Input data:

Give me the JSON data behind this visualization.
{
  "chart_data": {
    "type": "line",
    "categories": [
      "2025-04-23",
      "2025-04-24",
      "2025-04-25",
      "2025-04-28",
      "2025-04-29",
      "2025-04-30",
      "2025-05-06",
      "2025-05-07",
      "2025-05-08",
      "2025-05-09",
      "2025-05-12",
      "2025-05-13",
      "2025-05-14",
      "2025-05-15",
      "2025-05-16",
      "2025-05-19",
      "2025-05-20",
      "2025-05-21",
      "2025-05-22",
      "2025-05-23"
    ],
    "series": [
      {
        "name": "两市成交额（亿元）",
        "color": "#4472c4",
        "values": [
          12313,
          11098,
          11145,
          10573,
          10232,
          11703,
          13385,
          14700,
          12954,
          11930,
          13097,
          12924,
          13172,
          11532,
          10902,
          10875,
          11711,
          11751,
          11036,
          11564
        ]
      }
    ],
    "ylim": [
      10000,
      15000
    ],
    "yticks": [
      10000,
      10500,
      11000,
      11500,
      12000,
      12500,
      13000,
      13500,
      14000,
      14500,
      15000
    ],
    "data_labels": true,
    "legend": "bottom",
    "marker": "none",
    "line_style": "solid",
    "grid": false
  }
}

Requirements:
Give the records above again, word for word.

Response:
Give me the JSON data behind this visualization.
{
  "chart_data": {
    "type": "line",
    "categories": [
      "2025-04-23",
      "2025-04-24",
      "2025-04-25",
      "2025-04-28",
      "2025-04-29",
      "2025-04-30",
      "2025-05-06",
      "2025-05-07",
      "2025-05-08",
      "2025-05-09",
      "2025-05-12",
      "2025-05-13",
      "2025-05-14",
      "2025-05-15",
      "2025-05-16",
      "2025-05-19",
      "2025-05-20",
      "2025-05-21",
      "2025-05-22",
      "2025-05-23"
    ],
    "series": [
      {
        "name": "两市成交额（亿元）",
        "color": "#4472c4",
        "values": [
          12313,
          11098,
          11145,
          10573,
          10232,
          11703,
          13385,
          14700,
          12954,
          11930,
          13097,
          12924,
          13172,
          11532,
          10902,
          10875,
          11711,
          11751,
          11036,
          11564
        ]
      }
    ],
    "ylim": [
      10000,
      15000
    ],
    "yticks": [
      10000,
      10500,
      11000,
      11500,
      12000,
      12500,
      13000,
      13500,
      14000,
      14500,
      15000
    ],
    "data_labels": true,
    "legend": "bottom",
    "marker": "none",
    "line_style": "solid",
    "grid": false
  }
}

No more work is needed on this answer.